◆ **TASK TO CARRY OUT**:
Images excluded, repeat each entry below exactly.

◆ **DATA SHOWN**:

================================

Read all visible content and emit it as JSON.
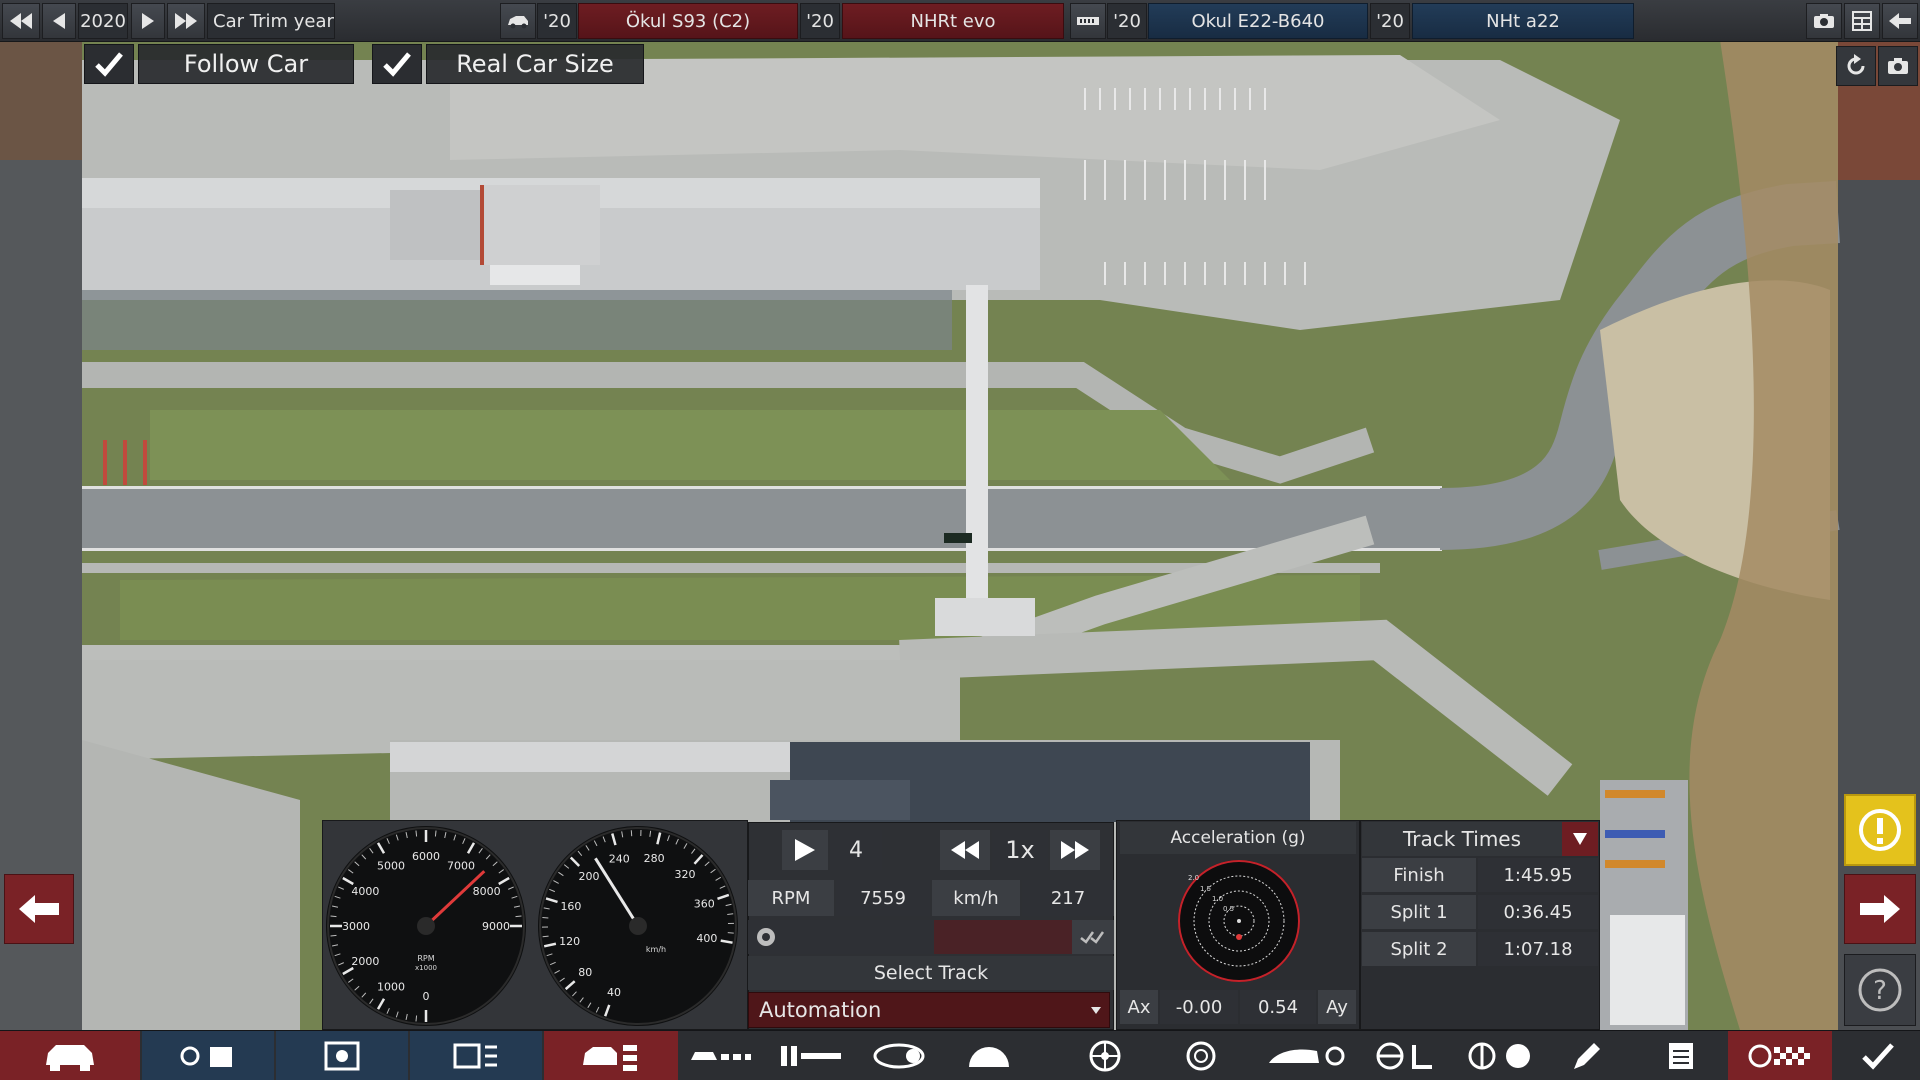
{
  "topbar": {
    "year": "2020",
    "trim_year_label": "Car Trim year",
    "cars": [
      {
        "year": "'20",
        "name": "Ökul S93 (C2)"
      },
      {
        "year": "'20",
        "name": "NHRt evo"
      },
      {
        "year": "'20",
        "name": "Okul E22-B640"
      },
      {
        "year": "'20",
        "name": "NHt a22"
      }
    ]
  },
  "toggles": {
    "follow_car": "Follow Car",
    "real_car_size": "Real Car Size"
  },
  "gauges": {
    "tachometer": {
      "ticks": [
        "0",
        "1000",
        "2000",
        "3000",
        "4000",
        "5000",
        "6000",
        "7000",
        "8000",
        "9000"
      ],
      "unit": "RPM",
      "unit2": "x1000",
      "needle_rpm": 7559
    },
    "speedometer": {
      "ticks": [
        "40",
        "80",
        "120",
        "160",
        "200",
        "240",
        "280",
        "320",
        "360",
        "400"
      ],
      "unit": "km/h",
      "needle_kmh": 217
    }
  },
  "playback": {
    "gear": "4",
    "speed_multiplier": "1x",
    "rpm_label": "RPM",
    "rpm_value": "7559",
    "speed_label": "km/h",
    "speed_value": "217",
    "select_track_label": "Select Track",
    "track_selected": "Automation"
  },
  "acceleration": {
    "title": "Acceleration (g)",
    "ax_label": "Ax",
    "ax_value": "-0.00",
    "ay_value": "0.54",
    "ay_label": "Ay",
    "ring_labels": [
      "2.0",
      "1.5",
      "1.0",
      "0.5"
    ]
  },
  "track_times": {
    "title": "Track Times",
    "rows": [
      {
        "label": "Finish",
        "time": "1:45.95"
      },
      {
        "label": "Split 1",
        "time": "0:36.45"
      },
      {
        "label": "Split 2",
        "time": "1:07.18"
      }
    ]
  },
  "colors": {
    "red_accent": "#6e1d22",
    "blue_accent": "#223c58",
    "warning": "#e4c21c"
  }
}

================================

◆ **SOLUTION FOR THIS TASK**:
Read all visible content and emit it as JSON.
{
  "topbar": {
    "year": "2020",
    "trim_year_label": "Car Trim year",
    "cars": [
      {
        "year": "'20",
        "name": "Ökul S93 (C2)"
      },
      {
        "year": "'20",
        "name": "NHRt evo"
      },
      {
        "year": "'20",
        "name": "Okul E22-B640"
      },
      {
        "year": "'20",
        "name": "NHt a22"
      }
    ]
  },
  "toggles": {
    "follow_car": "Follow Car",
    "real_car_size": "Real Car Size"
  },
  "gauges": {
    "tachometer": {
      "ticks": [
        "0",
        "1000",
        "2000",
        "3000",
        "4000",
        "5000",
        "6000",
        "7000",
        "8000",
        "9000"
      ],
      "unit": "RPM",
      "unit2": "x1000",
      "needle_rpm": 7559
    },
    "speedometer": {
      "ticks": [
        "40",
        "80",
        "120",
        "160",
        "200",
        "240",
        "280",
        "320",
        "360",
        "400"
      ],
      "unit": "km/h",
      "needle_kmh": 217
    }
  },
  "playback": {
    "gear": "4",
    "speed_multiplier": "1x",
    "rpm_label": "RPM",
    "rpm_value": "7559",
    "speed_label": "km/h",
    "speed_value": "217",
    "select_track_label": "Select Track",
    "track_selected": "Automation"
  },
  "acceleration": {
    "title": "Acceleration (g)",
    "ax_label": "Ax",
    "ax_value": "-0.00",
    "ay_value": "0.54",
    "ay_label": "Ay",
    "ring_labels": [
      "2.0",
      "1.5",
      "1.0",
      "0.5"
    ]
  },
  "track_times": {
    "title": "Track Times",
    "rows": [
      {
        "label": "Finish",
        "time": "1:45.95"
      },
      {
        "label": "Split 1",
        "time": "0:36.45"
      },
      {
        "label": "Split 2",
        "time": "1:07.18"
      }
    ]
  },
  "colors": {
    "red_accent": "#6e1d22",
    "blue_accent": "#223c58",
    "warning": "#e4c21c"
  }
}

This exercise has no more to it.